The line containing "What text is on this page?" marks where to begin; quote it and every line after it through the end of the data, exactly as written.

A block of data

start

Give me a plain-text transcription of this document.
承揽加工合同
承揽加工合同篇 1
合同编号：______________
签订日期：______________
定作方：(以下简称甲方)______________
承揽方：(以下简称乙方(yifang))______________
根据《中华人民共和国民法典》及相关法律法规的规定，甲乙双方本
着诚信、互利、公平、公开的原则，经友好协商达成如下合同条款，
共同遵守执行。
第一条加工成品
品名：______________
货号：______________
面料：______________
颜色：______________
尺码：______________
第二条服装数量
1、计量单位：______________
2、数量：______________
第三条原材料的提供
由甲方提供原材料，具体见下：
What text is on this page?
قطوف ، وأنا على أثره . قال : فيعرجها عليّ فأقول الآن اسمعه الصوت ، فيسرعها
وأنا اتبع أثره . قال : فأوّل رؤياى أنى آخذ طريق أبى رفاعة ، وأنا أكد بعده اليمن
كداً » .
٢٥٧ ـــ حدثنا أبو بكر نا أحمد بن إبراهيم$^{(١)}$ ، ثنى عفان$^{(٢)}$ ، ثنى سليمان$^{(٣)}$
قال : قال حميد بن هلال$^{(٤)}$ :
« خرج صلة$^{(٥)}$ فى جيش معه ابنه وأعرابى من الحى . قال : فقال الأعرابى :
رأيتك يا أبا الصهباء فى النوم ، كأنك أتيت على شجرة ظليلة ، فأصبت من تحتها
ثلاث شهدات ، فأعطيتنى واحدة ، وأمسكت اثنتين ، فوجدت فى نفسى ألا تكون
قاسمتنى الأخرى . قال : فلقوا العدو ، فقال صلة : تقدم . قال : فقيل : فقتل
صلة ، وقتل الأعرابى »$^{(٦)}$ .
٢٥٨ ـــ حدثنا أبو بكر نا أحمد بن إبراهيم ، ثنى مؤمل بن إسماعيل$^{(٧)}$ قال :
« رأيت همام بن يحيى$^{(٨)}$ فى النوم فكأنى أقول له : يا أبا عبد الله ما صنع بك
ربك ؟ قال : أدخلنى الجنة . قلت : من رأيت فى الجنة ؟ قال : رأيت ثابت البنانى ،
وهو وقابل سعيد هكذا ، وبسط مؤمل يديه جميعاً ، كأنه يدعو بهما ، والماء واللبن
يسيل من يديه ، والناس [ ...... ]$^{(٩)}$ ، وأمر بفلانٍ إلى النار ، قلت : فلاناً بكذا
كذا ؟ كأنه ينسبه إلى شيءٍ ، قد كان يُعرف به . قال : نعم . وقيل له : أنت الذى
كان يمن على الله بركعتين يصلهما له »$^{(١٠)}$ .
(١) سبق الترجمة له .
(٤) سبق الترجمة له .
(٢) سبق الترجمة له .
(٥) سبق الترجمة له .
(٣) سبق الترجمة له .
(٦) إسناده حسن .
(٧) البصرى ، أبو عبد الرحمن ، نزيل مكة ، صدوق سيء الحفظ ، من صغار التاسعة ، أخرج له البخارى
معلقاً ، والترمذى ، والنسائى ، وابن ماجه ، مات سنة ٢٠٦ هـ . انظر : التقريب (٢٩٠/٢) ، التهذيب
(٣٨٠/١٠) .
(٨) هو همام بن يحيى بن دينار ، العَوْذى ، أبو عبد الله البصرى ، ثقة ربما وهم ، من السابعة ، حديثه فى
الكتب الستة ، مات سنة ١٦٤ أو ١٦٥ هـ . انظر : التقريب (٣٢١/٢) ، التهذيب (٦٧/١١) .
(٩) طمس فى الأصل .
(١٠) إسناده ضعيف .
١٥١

end

* **Reply to the task**:
What text is on this page?
قطوف ، وأنا على أثره . قال : فيعرجها عليّ فأقول الآن اسمعه الصوت ، فيسرعها
وأنا اتبع أثره . قال : فأوّل رؤياى أنى آخذ طريق أبى رفاعة ، وأنا أكد بعده اليمن
كداً » .
٢٥٧ ـــ حدثنا أبو بكر نا أحمد بن إبراهيم$^{(١)}$ ، ثنى عفان$^{(٢)}$ ، ثنى سليمان$^{(٣)}$
قال : قال حميد بن هلال$^{(٤)}$ :
« خرج صلة$^{(٥)}$ فى جيش معه ابنه وأعرابى من الحى . قال : فقال الأعرابى :
رأيتك يا أبا الصهباء فى النوم ، كأنك أتيت على شجرة ظليلة ، فأصبت من تحتها
ثلاث شهدات ، فأعطيتنى واحدة ، وأمسكت اثنتين ، فوجدت فى نفسى ألا تكون
قاسمتنى الأخرى . قال : فلقوا العدو ، فقال صلة : تقدم . قال : فقيل : فقتل
صلة ، وقتل الأعرابى »$^{(٦)}$ .
٢٥٨ ـــ حدثنا أبو بكر نا أحمد بن إبراهيم ، ثنى مؤمل بن إسماعيل$^{(٧)}$ قال :
« رأيت همام بن يحيى$^{(٨)}$ فى النوم فكأنى أقول له : يا أبا عبد الله ما صنع بك
ربك ؟ قال : أدخلنى الجنة . قلت : من رأيت فى الجنة ؟ قال : رأيت ثابت البنانى ،
وهو وقابل سعيد هكذا ، وبسط مؤمل يديه جميعاً ، كأنه يدعو بهما ، والماء واللبن
يسيل من يديه ، والناس [ ...... ]$^{(٩)}$ ، وأمر بفلانٍ إلى النار ، قلت : فلاناً بكذا
كذا ؟ كأنه ينسبه إلى شيءٍ ، قد كان يُعرف به . قال : نعم . وقيل له : أنت الذى
كان يمن على الله بركعتين يصلهما له »$^{(١٠)}$ .
(١) سبق الترجمة له .
(٤) سبق الترجمة له .
(٢) سبق الترجمة له .
(٥) سبق الترجمة له .
(٣) سبق الترجمة له .
(٦) إسناده حسن .
(٧) البصرى ، أبو عبد الرحمن ، نزيل مكة ، صدوق سيء الحفظ ، من صغار التاسعة ، أخرج له البخارى
معلقاً ، والترمذى ، والنسائى ، وابن ماجه ، مات سنة ٢٠٦ هـ . انظر : التقريب (٢٩٠/٢) ، التهذيب
(٣٨٠/١٠) .
(٨) هو همام بن يحيى بن دينار ، العَوْذى ، أبو عبد الله البصرى ، ثقة ربما وهم ، من السابعة ، حديثه فى
الكتب الستة ، مات سنة ١٦٤ أو ١٦٥ هـ . انظر : التقريب (٣٢١/٢) ، التهذيب (٦٧/١١) .
(٩) طمس فى الأصل .
(١٠) إسناده ضعيف .
١٥١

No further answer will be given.